During the current module of studies, I have finally started giving post-processing methods some serious thought… and some use. I had planned that during this module I would produce work in relation to my final major project that stood least in my control (see more about this here). I foresaw myself producing work that significantly misaligned with my previous image production methods. Having been a staunch opponent of Photoshop for a very long time, I now find myself glorifying it as an image-producing medium in its own right, with no less potential and validity than the photographic camera itself, providing me with a plethora of tools that have capably destroyed all my previous convictions about the sanctity of the ‘pure photo’ and my nurtured age-old aesthetic sensibilities.
I have so far produced edits of some of my previous work-in-progress images, carefully replicating traditional printing processes such as the cyanotype printing process and the screen printing process (click here to see samples of this work; these new edits appear at the end of the gallery, so you will have to scroll down and click to see the last page of the gallery in order to see them).
Through these post-processing methods, I have come to witness the fluid exchange that exists between the pictorial and the photographic: the photographic is latent in the pictorial, the pictorial embedded in the photographic. We should not simply equate the pictorial with the drawing and the photographic with the photograph. The pictorial and the photographic are two independent sets of dynamics that layer themselves in an image much like geological strata, each layer capable of performing itself in its own right and of compounding itself with its kin.

● **EXTRACTED DATA**:

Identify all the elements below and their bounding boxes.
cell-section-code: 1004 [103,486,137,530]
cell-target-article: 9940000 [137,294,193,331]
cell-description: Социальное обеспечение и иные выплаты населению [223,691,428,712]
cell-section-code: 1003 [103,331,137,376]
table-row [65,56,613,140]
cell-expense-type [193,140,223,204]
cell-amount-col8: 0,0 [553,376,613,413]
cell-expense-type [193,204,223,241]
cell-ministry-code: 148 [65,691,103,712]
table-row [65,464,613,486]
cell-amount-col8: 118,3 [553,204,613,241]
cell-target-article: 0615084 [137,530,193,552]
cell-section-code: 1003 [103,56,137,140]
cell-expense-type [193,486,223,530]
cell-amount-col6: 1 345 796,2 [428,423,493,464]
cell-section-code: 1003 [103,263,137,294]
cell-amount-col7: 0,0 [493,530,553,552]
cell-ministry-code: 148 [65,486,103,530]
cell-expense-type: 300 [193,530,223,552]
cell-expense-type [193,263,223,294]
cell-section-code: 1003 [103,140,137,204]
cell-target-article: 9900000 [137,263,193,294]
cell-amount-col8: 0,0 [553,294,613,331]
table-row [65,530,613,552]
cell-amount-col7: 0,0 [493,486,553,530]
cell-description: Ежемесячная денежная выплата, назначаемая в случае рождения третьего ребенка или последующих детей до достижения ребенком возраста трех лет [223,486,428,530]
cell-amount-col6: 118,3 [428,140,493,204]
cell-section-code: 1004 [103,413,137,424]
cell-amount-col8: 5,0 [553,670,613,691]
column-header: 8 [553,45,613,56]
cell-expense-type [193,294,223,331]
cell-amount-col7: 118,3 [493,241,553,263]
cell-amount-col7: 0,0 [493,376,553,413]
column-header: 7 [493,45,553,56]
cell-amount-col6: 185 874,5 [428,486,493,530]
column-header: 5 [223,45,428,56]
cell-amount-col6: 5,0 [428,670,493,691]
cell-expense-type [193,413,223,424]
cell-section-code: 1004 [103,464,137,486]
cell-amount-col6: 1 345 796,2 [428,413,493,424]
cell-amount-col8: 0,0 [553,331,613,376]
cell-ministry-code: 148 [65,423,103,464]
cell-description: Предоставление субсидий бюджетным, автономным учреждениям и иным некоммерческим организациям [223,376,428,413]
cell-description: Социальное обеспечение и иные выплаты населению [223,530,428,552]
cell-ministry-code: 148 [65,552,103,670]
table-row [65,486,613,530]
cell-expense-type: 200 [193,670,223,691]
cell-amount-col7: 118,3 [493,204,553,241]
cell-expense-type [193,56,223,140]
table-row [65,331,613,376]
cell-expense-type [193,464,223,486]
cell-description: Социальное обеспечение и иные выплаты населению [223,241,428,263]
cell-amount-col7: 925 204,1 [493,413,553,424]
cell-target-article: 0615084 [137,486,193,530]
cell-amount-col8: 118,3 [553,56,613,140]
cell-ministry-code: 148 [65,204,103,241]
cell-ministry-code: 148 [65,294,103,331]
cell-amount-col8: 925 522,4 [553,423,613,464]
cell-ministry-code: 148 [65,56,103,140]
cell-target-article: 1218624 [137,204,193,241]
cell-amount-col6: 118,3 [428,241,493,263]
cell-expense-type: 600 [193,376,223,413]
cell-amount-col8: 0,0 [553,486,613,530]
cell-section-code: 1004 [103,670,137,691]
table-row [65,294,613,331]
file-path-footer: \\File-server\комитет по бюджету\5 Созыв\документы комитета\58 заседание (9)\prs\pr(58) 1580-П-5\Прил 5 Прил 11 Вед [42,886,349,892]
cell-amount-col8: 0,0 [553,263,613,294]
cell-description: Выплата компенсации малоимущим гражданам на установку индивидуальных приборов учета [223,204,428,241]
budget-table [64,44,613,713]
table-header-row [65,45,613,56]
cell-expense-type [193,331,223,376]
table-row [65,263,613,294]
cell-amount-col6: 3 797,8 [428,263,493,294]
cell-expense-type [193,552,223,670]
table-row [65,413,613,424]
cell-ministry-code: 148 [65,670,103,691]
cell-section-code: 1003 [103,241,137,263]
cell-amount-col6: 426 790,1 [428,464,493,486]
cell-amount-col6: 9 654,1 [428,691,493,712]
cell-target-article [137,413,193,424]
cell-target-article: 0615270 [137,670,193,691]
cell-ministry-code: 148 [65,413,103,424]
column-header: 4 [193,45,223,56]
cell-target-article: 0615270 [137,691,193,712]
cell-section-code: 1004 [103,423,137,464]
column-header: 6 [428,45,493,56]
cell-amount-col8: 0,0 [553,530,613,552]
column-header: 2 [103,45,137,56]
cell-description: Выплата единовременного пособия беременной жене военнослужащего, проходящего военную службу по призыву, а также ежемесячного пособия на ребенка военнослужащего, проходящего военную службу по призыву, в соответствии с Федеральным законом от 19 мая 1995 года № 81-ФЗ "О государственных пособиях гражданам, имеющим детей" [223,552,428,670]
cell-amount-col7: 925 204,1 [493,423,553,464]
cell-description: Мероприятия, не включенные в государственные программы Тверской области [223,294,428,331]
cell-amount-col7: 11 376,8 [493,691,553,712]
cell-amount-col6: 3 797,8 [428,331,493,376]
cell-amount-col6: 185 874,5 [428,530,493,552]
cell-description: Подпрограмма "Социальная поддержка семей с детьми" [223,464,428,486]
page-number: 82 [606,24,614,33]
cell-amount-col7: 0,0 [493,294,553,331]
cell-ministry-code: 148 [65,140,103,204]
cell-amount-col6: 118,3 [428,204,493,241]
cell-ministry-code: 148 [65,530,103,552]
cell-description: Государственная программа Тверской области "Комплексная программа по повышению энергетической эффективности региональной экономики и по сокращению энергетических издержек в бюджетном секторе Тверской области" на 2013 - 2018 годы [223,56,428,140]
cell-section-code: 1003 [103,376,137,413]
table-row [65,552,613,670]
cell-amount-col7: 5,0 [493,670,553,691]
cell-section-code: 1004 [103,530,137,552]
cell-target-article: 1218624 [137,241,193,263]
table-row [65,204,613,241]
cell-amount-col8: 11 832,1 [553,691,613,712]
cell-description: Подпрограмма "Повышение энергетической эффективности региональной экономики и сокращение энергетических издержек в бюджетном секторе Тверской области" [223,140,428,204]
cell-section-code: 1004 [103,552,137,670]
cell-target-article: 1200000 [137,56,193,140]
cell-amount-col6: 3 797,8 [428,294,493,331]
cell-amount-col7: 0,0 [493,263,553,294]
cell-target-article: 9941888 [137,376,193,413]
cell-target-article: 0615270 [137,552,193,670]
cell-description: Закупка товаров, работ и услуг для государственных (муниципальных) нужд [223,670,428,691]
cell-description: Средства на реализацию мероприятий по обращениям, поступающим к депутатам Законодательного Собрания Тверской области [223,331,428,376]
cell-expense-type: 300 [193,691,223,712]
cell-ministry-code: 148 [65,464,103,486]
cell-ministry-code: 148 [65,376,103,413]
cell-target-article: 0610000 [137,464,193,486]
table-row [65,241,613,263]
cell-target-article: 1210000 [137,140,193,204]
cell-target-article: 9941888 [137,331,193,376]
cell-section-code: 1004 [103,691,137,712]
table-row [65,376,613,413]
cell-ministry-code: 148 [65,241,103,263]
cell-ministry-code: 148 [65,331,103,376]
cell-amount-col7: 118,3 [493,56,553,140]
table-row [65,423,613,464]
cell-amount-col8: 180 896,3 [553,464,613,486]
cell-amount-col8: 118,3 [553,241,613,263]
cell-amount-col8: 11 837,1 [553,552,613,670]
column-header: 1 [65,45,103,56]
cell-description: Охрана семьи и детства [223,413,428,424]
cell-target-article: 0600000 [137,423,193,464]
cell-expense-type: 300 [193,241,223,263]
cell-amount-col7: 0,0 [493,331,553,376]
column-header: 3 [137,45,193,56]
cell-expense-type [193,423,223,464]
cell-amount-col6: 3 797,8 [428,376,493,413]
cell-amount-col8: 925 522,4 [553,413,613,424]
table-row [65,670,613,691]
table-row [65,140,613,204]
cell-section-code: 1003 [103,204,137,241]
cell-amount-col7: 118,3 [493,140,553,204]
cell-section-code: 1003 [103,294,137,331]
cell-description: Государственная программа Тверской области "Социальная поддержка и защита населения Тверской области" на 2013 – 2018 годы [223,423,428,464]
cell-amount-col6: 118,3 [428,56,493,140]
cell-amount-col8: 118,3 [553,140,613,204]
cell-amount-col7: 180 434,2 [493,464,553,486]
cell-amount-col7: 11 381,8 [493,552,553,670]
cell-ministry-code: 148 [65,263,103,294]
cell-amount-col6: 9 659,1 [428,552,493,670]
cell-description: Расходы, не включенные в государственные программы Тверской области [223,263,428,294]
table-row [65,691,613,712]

● **WORK TO COMPLETE**:
a. According to the post-processing post, why shouldn't the pictorial be equated with drawing and the photographic with the photograph? Answer in one to three sentences.
b. In the post-processing post, which two traditional printing processes did the writer's edits replicate?

● **EXPECTED RESULTS**:
a. The pictorial and the photographic are two independent sets of dynamics that layer themselves in an image like geological strata. Each layer can perform in its own right and combine with the other.

b. The cyanotype printing process and the screen printing process.